• **PROMPT**: Find the word "ціна" in the records below. List each line containing it.
[Start of RECORDS FOR THIS TASK]
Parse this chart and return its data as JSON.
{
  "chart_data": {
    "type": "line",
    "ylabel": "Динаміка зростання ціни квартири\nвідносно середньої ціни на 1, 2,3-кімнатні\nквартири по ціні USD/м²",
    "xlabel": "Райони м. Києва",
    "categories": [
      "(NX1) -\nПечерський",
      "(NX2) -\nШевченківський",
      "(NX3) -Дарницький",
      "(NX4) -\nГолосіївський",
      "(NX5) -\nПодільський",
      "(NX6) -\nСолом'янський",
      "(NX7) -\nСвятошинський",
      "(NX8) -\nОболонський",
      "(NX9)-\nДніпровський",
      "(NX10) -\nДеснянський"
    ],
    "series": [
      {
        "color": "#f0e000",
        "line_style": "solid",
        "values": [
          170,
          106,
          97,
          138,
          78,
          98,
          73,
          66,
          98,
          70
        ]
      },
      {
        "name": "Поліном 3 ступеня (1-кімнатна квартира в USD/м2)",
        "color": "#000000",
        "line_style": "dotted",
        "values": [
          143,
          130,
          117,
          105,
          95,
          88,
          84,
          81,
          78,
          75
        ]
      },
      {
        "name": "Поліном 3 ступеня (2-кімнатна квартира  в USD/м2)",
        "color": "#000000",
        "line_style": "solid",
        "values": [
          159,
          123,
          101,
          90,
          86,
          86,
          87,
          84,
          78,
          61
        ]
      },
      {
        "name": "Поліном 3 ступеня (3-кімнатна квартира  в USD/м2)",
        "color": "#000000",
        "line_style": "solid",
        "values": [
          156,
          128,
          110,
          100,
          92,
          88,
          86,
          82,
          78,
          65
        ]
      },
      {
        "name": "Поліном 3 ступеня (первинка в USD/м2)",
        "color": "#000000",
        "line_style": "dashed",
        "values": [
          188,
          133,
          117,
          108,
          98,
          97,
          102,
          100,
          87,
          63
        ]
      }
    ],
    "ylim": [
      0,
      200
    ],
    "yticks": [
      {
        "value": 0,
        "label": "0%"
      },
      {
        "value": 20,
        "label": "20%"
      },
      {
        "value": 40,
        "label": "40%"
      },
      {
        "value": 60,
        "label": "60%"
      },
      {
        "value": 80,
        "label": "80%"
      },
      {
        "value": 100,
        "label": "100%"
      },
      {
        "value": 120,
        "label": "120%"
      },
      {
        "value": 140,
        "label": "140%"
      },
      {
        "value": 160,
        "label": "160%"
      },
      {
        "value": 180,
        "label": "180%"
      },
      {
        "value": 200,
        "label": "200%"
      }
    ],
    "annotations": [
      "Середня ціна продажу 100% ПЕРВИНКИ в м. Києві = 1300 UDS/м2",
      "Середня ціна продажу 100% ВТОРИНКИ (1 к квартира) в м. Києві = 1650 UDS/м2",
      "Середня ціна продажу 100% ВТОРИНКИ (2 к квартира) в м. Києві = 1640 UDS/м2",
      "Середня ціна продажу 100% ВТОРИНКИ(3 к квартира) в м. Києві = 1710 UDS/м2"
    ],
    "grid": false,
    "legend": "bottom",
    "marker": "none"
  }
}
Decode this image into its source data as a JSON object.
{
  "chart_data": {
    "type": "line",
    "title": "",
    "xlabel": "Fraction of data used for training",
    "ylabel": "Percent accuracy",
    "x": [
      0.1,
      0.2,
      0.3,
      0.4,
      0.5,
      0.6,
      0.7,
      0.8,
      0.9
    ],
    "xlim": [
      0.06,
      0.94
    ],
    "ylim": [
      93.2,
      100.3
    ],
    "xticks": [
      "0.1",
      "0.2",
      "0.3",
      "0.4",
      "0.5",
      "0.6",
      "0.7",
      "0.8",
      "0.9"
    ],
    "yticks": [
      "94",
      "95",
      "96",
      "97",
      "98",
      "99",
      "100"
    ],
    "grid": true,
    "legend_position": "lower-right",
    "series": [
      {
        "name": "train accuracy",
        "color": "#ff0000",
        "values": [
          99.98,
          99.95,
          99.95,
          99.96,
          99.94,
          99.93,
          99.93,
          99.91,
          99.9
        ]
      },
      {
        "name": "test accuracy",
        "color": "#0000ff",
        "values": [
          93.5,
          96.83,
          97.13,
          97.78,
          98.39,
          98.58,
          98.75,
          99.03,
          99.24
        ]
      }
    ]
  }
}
[End of RECORDS FOR THIS TASK]
• **THE RESULT**:
      "Середня ціна продажу 100% ПЕРВИНКИ в м. Києві = 1300 UDS/м2",
      "Середня ціна продажу 100% ВТОРИНКИ (1 к квартира) в м. Києві = 1650 UDS/м2",
      "Середня ціна продажу 100% ВТОРИНКИ (2 к квартира) в м. Києві = 1640 UDS/м2",
      "Середня ціна продажу 100% ВТОРИНКИ(3 к квартира) в м. Києві = 1710 UDS/м2"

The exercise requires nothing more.